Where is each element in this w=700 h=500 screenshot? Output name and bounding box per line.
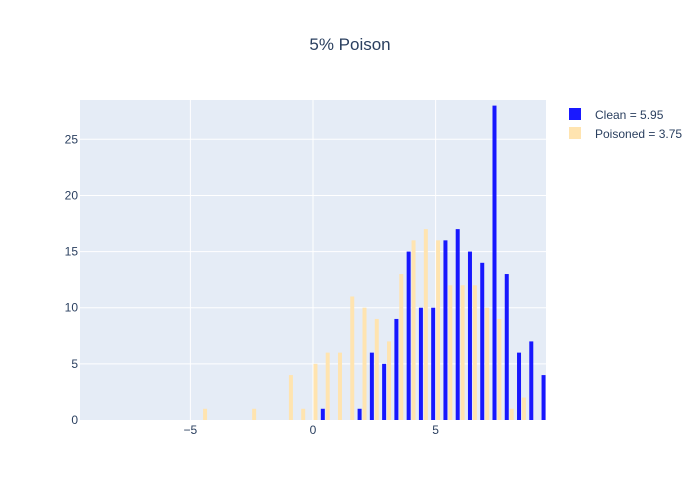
- clean-bar: [504, 274, 509, 420]
- poisoned-bar: [472, 285, 477, 420]
- clean-bar: [431, 307, 436, 420]
- x-tick-label: 0: [310, 423, 317, 437]
- poisoned-bar: [399, 274, 404, 420]
- gridlines: [80, 100, 546, 420]
- chart-title: 5% Poison: [309, 35, 390, 54]
- poisoned-bar: [350, 296, 355, 420]
- poisoned-bar: [521, 397, 526, 420]
- poisoned-bar: [460, 285, 465, 420]
- poisoned-bar: [325, 352, 330, 420]
- clean-bar: [406, 251, 411, 420]
- x-axis-ticks: −5 0 5: [184, 423, 440, 437]
- poisoned-bar: [288, 375, 293, 420]
- poisoned-bar: [436, 240, 441, 420]
- x-tick-label: −5: [184, 423, 198, 437]
- y-tick-label: 15: [65, 245, 79, 259]
- y-tick-label: 0: [71, 413, 78, 427]
- y-tick-label: 25: [65, 132, 79, 146]
- y-tick-label: 20: [65, 188, 79, 202]
- legend[interactable]: Clean = 5.95 Poisoned = 3.75: [569, 108, 682, 141]
- clean-bar: [455, 229, 460, 420]
- y-axis-ticks: 0 5 10 15 20 25: [65, 132, 79, 427]
- clean-bar: [418, 307, 423, 420]
- clean-bar: [541, 375, 546, 420]
- clean-bar: [443, 240, 448, 420]
- clean-bar: [320, 408, 325, 420]
- clean-bar: [394, 318, 399, 420]
- poisoned-bar: [362, 307, 367, 420]
- poisoned-bar: [301, 408, 306, 420]
- poisoned-bar: [485, 307, 490, 420]
- clean-bar: [357, 408, 362, 420]
- poisoned-bar: [509, 408, 514, 420]
- legend-label-clean: Clean = 5.95: [595, 108, 664, 122]
- y-tick-label: 10: [65, 301, 79, 315]
- poisoned-bar: [448, 285, 453, 420]
- legend-swatch-clean: [569, 108, 581, 120]
- clean-series: [320, 105, 546, 420]
- clean-bar: [480, 262, 485, 420]
- x-tick-label: 5: [432, 423, 439, 437]
- clean-bar: [369, 352, 374, 420]
- clean-bar: [529, 341, 534, 420]
- y-tick-label: 5: [71, 357, 78, 371]
- poisoned-bar: [252, 408, 257, 420]
- legend-swatch-poisoned: [569, 127, 581, 139]
- legend-item-poisoned[interactable]: Poisoned = 3.75: [569, 127, 682, 141]
- poisoned-bar: [411, 240, 416, 420]
- clean-bar: [517, 352, 522, 420]
- poisoned-series: [203, 229, 526, 420]
- legend-item-clean[interactable]: Clean = 5.95: [569, 108, 664, 122]
- poisoned-bar: [374, 318, 379, 420]
- poisoned-bar: [497, 318, 502, 420]
- poisoned-bar: [313, 363, 318, 420]
- clean-bar: [492, 105, 497, 420]
- clean-bar: [382, 363, 387, 420]
- poisoned-bar: [387, 341, 392, 420]
- clean-bar: [467, 251, 472, 420]
- poisoned-bar: [337, 352, 342, 420]
- legend-label-poisoned: Poisoned = 3.75: [595, 127, 682, 141]
- poisoned-bar: [423, 229, 428, 420]
- poisoned-bar: [203, 408, 208, 420]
○ ○ ○ ○
* **PROBLEM STATEMENT**: Please rewrite the data above, changing every "poisoned-bar" to "tainted-bar" and keeping everything else the same. Leave out the pictures.

* **FULL RESPONSE**:
Where is each element in this w=700 h=500 screenshot? Output name and bounding box per line.
- clean-bar: [504, 274, 509, 420]
- tainted-bar: [472, 285, 477, 420]
- clean-bar: [431, 307, 436, 420]
- x-tick-label: 0: [310, 423, 317, 437]
- tainted-bar: [399, 274, 404, 420]
- gridlines: [80, 100, 546, 420]
- chart-title: 5% Poison: [309, 35, 390, 54]
- tainted-bar: [350, 296, 355, 420]
- tainted-bar: [521, 397, 526, 420]
- tainted-bar: [460, 285, 465, 420]
- tainted-bar: [325, 352, 330, 420]
- clean-bar: [406, 251, 411, 420]
- x-axis-ticks: −5 0 5: [184, 423, 440, 437]
- tainted-bar: [288, 375, 293, 420]
- tainted-bar: [436, 240, 441, 420]
- x-tick-label: −5: [184, 423, 198, 437]
- y-tick-label: 15: [65, 245, 79, 259]
- y-tick-label: 0: [71, 413, 78, 427]
- y-tick-label: 25: [65, 132, 79, 146]
- y-tick-label: 20: [65, 188, 79, 202]
- legend[interactable]: Clean = 5.95 Poisoned = 3.75: [569, 108, 682, 141]
- clean-bar: [455, 229, 460, 420]
- y-axis-ticks: 0 5 10 15 20 25: [65, 132, 79, 427]
- clean-bar: [418, 307, 423, 420]
- clean-bar: [541, 375, 546, 420]
- clean-bar: [443, 240, 448, 420]
- clean-bar: [320, 408, 325, 420]
- clean-bar: [394, 318, 399, 420]
- tainted-bar: [362, 307, 367, 420]
- tainted-bar: [301, 408, 306, 420]
- tainted-bar: [485, 307, 490, 420]
- clean-bar: [357, 408, 362, 420]
- tainted-bar: [509, 408, 514, 420]
- legend-label-clean: Clean = 5.95: [595, 108, 664, 122]
- y-tick-label: 10: [65, 301, 79, 315]
- tainted-bar: [448, 285, 453, 420]
- legend-swatch-clean: [569, 108, 581, 120]
- clean-series: [320, 105, 546, 420]
- clean-bar: [480, 262, 485, 420]
- x-tick-label: 5: [432, 423, 439, 437]
- clean-bar: [369, 352, 374, 420]
- clean-bar: [529, 341, 534, 420]
- y-tick-label: 5: [71, 357, 78, 371]
- tainted-bar: [252, 408, 257, 420]
- legend-swatch-poisoned: [569, 127, 581, 139]
- legend-item-poisoned[interactable]: Poisoned = 3.75: [569, 127, 682, 141]
- tainted-bar: [411, 240, 416, 420]
- clean-bar: [517, 352, 522, 420]
- poisoned-series: [203, 229, 526, 420]
- legend-item-clean[interactable]: Clean = 5.95: [569, 108, 664, 122]
- tainted-bar: [374, 318, 379, 420]
- tainted-bar: [497, 318, 502, 420]
- tainted-bar: [313, 363, 318, 420]
- clean-bar: [492, 105, 497, 420]
- clean-bar: [382, 363, 387, 420]
- tainted-bar: [387, 341, 392, 420]
- clean-bar: [467, 251, 472, 420]
- tainted-bar: [337, 352, 342, 420]
- legend-label-poisoned: Poisoned = 3.75: [595, 127, 682, 141]
- tainted-bar: [423, 229, 428, 420]
- tainted-bar: [203, 408, 208, 420]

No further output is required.